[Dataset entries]

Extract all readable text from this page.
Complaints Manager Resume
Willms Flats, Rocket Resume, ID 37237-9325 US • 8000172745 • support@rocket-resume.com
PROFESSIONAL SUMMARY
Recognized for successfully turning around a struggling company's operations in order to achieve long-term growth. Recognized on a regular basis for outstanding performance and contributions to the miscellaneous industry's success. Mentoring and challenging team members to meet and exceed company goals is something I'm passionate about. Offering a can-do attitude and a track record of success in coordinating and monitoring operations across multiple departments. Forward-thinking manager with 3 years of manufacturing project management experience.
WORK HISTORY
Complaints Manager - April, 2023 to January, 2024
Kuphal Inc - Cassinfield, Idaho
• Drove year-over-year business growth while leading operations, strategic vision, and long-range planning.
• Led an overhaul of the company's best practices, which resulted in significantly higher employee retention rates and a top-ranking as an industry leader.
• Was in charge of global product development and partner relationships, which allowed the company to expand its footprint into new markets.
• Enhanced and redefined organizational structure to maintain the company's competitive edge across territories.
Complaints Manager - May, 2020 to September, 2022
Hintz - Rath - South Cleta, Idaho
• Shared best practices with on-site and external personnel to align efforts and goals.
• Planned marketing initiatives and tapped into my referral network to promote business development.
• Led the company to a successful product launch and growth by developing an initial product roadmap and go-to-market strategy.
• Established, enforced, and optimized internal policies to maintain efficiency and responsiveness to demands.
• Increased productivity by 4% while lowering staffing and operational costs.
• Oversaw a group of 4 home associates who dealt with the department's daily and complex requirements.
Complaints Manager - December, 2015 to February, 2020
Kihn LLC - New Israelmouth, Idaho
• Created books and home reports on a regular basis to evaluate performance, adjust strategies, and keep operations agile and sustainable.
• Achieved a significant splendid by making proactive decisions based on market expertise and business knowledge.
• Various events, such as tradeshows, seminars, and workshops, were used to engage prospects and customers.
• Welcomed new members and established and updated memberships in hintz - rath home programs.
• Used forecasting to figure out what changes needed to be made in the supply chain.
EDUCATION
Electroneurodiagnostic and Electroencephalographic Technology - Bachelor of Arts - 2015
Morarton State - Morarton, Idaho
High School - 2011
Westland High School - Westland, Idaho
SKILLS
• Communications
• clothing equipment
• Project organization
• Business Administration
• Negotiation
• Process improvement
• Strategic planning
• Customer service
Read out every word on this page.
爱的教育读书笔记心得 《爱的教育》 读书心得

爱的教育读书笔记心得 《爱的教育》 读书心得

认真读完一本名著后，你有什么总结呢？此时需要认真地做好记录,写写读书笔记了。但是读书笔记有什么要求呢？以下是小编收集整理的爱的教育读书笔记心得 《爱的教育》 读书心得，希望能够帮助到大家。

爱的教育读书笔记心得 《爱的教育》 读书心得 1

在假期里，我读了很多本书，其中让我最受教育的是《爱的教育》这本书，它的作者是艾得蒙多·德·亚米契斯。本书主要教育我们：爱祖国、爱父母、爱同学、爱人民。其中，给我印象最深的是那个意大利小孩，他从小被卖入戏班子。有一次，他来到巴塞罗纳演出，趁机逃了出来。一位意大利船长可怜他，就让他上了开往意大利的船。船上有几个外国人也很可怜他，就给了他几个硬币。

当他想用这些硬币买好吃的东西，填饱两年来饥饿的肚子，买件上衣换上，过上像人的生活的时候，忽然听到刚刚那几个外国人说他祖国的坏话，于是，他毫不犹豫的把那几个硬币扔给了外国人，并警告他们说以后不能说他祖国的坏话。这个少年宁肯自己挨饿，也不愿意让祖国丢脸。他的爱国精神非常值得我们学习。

### Written instruction
From the preceding material, extract every line exactly.

### Answer to this task
Extract all readable text from this page.
Complaints Manager Resume
Willms Flats, Rocket Resume, ID 37237-9325 US • 8000172745 • support@rocket-resume.com
PROFESSIONAL SUMMARY
Recognized for successfully turning around a struggling company's operations in order to achieve long-term growth. Recognized on a regular basis for outstanding performance and contributions to the miscellaneous industry's success. Mentoring and challenging team members to meet and exceed company goals is something I'm passionate about. Offering a can-do attitude and a track record of success in coordinating and monitoring operations across multiple departments. Forward-thinking manager with 3 years of manufacturing project management experience.
WORK HISTORY
Complaints Manager - April, 2023 to January, 2024
Kuphal Inc - Cassinfield, Idaho
• Drove year-over-year business growth while leading operations, strategic vision, and long-range planning.
• Led an overhaul of the company's best practices, which resulted in significantly higher employee retention rates and a top-ranking as an industry leader.
• Was in charge of global product development and partner relationships, which allowed the company to expand its footprint into new markets.
• Enhanced and redefined organizational structure to maintain the company's competitive edge across territories.
Complaints Manager - May, 2020 to September, 2022
Hintz - Rath - South Cleta, Idaho
• Shared best practices with on-site and external personnel to align efforts and goals.
• Planned marketing initiatives and tapped into my referral network to promote business development.
• Led the company to a successful product launch and growth by developing an initial product roadmap and go-to-market strategy.
• Established, enforced, and optimized internal policies to maintain efficiency and responsiveness to demands.
• Increased productivity by 4% while lowering staffing and operational costs.
• Oversaw a group of 4 home associates who dealt with the department's daily and complex requirements.
Complaints Manager - December, 2015 to February, 2020
Kihn LLC - New Israelmouth, Idaho
• Created books and home reports on a regular basis to evaluate performance, adjust strategies, and keep operations agile and sustainable.
• Achieved a significant splendid by making proactive decisions based on market expertise and business knowledge.
• Various events, such as tradeshows, seminars, and workshops, were used to engage prospects and customers.
• Welcomed new members and established and updated memberships in hintz - rath home programs.
• Used forecasting to figure out what changes needed to be made in the supply chain.
EDUCATION
Electroneurodiagnostic and Electroencephalographic Technology - Bachelor of Arts - 2015
Morarton State - Morarton, Idaho
High School - 2011
Westland High School - Westland, Idaho
SKILLS
• Communications
• clothing equipment
• Project organization
• Business Administration
• Negotiation
• Process improvement
• Strategic planning
• Customer service
Read out every word on this page.
爱的教育读书笔记心得 《爱的教育》 读书心得

爱的教育读书笔记心得 《爱的教育》 读书心得

认真读完一本名著后，你有什么总结呢？此时需要认真地做好记录,写写读书笔记了。但是读书笔记有什么要求呢？以下是小编收集整理的爱的教育读书笔记心得 《爱的教育》 读书心得，希望能够帮助到大家。

爱的教育读书笔记心得 《爱的教育》 读书心得 1

在假期里，我读了很多本书，其中让我最受教育的是《爱的教育》这本书，它的作者是艾得蒙多·德·亚米契斯。本书主要教育我们：爱祖国、爱父母、爱同学、爱人民。其中，给我印象最深的是那个意大利小孩，他从小被卖入戏班子。有一次，他来到巴塞罗纳演出，趁机逃了出来。一位意大利船长可怜他，就让他上了开往意大利的船。船上有几个外国人也很可怜他，就给了他几个硬币。

当他想用这些硬币买好吃的东西，填饱两年来饥饿的肚子，买件上衣换上，过上像人的生活的时候，忽然听到刚刚那几个外国人说他祖国的坏话，于是，他毫不犹豫的把那几个硬币扔给了外国人，并警告他们说以后不能说他祖国的坏话。这个少年宁肯自己挨饿，也不愿意让祖国丢脸。他的爱国精神非常值得我们学习。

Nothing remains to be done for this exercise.